━━━ Excerpted data ━━━
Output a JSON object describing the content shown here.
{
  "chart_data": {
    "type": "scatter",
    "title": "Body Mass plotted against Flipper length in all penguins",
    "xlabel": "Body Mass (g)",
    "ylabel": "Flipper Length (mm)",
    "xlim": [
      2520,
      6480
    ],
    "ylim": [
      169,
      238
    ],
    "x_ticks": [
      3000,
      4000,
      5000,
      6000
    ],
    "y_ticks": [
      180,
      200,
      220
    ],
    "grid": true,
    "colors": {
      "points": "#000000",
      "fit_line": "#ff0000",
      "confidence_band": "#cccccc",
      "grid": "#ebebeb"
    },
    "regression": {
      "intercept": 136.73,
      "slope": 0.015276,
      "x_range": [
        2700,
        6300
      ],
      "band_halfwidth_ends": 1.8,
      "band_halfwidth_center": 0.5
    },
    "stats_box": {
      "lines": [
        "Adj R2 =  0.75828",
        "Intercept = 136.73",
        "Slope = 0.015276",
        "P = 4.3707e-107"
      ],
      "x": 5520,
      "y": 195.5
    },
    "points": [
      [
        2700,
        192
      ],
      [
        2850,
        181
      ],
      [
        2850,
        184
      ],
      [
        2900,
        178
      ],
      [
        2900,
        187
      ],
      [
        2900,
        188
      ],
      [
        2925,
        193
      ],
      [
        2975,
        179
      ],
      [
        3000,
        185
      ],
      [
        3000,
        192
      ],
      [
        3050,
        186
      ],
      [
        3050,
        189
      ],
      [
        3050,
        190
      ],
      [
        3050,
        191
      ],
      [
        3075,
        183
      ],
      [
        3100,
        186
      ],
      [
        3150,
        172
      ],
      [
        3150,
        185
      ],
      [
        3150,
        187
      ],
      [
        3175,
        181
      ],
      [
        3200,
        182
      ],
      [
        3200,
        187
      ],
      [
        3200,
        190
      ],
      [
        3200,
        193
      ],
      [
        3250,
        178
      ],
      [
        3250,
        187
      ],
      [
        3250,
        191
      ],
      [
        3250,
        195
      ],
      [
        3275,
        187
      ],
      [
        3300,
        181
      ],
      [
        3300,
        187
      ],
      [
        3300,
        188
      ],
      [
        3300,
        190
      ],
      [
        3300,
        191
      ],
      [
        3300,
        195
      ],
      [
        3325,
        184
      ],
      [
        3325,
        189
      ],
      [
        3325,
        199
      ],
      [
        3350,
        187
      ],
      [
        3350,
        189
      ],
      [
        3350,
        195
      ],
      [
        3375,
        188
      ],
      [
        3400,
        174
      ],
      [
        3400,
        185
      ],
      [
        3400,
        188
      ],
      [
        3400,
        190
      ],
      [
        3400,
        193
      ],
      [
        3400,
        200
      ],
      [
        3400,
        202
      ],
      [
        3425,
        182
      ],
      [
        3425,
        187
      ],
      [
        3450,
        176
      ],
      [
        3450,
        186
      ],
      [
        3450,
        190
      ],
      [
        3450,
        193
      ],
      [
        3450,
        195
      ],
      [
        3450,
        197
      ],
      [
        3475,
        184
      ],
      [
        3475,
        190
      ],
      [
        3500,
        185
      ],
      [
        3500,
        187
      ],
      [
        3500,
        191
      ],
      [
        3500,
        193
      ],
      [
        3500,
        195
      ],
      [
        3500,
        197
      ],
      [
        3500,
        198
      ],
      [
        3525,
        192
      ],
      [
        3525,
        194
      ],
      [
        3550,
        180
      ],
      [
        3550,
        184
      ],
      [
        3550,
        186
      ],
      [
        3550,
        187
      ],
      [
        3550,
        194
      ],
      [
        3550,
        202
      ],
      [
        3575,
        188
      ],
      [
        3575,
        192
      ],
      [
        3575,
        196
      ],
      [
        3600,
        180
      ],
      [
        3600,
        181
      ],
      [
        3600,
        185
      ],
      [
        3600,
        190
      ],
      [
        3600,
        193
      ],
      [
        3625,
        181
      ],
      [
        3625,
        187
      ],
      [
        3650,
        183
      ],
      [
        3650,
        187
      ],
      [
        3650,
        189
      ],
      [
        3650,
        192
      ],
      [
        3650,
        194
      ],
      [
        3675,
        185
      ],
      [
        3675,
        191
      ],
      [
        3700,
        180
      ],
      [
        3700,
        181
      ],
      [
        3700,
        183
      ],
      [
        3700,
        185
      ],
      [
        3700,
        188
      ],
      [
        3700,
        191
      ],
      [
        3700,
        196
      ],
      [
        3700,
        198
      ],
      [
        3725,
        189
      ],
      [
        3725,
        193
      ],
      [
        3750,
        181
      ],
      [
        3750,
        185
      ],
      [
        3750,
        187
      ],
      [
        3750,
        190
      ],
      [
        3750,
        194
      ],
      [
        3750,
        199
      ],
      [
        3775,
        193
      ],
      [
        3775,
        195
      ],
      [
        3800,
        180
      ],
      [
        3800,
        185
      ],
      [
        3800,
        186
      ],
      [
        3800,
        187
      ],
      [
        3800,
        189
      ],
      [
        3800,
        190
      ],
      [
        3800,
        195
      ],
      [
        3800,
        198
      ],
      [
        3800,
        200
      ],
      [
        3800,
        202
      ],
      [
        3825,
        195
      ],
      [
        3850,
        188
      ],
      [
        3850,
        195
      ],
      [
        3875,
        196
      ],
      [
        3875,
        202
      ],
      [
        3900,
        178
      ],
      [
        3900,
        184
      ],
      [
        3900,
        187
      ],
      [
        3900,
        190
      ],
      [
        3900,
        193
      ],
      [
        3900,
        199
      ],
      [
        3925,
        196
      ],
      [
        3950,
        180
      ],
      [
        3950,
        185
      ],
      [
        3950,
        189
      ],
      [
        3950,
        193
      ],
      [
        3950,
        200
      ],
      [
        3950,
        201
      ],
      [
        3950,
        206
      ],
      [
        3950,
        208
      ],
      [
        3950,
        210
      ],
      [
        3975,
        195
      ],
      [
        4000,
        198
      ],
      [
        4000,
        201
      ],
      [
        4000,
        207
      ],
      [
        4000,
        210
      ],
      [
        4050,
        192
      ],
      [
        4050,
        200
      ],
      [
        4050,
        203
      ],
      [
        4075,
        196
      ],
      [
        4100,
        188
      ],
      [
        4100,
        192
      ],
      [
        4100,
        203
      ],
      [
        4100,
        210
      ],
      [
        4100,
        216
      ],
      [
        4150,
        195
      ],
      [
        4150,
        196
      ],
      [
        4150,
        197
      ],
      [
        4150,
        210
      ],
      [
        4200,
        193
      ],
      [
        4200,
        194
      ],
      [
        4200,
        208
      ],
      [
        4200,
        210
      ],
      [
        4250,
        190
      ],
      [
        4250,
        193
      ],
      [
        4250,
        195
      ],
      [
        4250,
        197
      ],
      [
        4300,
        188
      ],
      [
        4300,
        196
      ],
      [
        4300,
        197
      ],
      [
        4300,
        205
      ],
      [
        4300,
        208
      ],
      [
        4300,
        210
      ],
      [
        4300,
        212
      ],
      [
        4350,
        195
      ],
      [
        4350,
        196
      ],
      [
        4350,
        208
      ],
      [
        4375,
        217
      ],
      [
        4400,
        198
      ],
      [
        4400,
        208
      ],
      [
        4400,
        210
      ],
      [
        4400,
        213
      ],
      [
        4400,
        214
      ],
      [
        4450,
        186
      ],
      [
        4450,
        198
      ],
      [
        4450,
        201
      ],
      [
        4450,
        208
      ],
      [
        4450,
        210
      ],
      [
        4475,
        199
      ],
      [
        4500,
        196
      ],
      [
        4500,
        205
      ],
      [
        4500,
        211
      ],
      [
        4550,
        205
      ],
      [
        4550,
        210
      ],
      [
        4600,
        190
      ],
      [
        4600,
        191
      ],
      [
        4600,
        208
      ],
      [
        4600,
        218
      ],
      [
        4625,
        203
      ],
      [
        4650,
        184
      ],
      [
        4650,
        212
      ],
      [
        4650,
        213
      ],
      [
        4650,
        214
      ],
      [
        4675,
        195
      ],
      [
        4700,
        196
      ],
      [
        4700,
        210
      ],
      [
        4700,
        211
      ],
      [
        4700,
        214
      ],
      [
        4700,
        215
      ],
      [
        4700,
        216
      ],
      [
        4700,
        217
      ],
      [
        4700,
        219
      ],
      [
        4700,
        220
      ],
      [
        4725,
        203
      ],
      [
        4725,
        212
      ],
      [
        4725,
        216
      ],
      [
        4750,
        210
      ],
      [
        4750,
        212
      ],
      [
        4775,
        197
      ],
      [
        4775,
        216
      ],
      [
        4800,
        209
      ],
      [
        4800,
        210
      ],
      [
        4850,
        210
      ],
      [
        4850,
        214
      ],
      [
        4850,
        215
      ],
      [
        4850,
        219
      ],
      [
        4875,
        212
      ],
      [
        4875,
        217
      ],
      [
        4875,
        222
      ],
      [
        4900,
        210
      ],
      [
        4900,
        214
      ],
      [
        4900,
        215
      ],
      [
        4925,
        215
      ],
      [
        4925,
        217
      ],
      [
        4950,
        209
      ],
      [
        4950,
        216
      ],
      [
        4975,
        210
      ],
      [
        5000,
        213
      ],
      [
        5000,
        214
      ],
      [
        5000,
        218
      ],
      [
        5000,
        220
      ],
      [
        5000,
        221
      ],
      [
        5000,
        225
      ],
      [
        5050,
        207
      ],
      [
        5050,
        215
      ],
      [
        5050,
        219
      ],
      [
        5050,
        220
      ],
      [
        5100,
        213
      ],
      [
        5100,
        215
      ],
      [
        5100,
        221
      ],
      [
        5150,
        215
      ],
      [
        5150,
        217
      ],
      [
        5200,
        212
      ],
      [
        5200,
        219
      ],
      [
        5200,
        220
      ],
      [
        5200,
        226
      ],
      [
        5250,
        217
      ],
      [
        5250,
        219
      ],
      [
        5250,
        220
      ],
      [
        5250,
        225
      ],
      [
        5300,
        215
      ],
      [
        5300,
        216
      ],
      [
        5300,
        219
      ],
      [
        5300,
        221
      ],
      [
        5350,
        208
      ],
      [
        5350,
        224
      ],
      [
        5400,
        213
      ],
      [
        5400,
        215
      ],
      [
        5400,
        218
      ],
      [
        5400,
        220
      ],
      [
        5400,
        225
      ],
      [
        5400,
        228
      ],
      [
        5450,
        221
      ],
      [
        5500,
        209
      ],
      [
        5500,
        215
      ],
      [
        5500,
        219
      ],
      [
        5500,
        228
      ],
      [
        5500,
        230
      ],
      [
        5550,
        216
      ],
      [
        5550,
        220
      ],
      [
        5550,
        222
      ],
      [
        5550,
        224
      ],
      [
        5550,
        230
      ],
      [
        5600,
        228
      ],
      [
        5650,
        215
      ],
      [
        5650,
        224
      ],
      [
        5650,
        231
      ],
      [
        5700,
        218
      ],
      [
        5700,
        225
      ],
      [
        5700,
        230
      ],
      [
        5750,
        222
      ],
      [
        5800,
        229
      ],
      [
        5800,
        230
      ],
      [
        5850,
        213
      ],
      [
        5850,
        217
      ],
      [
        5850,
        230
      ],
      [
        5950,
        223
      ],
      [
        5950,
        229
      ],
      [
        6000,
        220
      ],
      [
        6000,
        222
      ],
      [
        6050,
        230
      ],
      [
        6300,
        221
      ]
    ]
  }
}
━━━
_Given problem_. Search the records for the word "Body" and copy every line where it occurs.

_Response to the task_.
    "title": "Body Mass plotted against Flipper length in all penguins",
    "xlabel": "Body Mass (g)",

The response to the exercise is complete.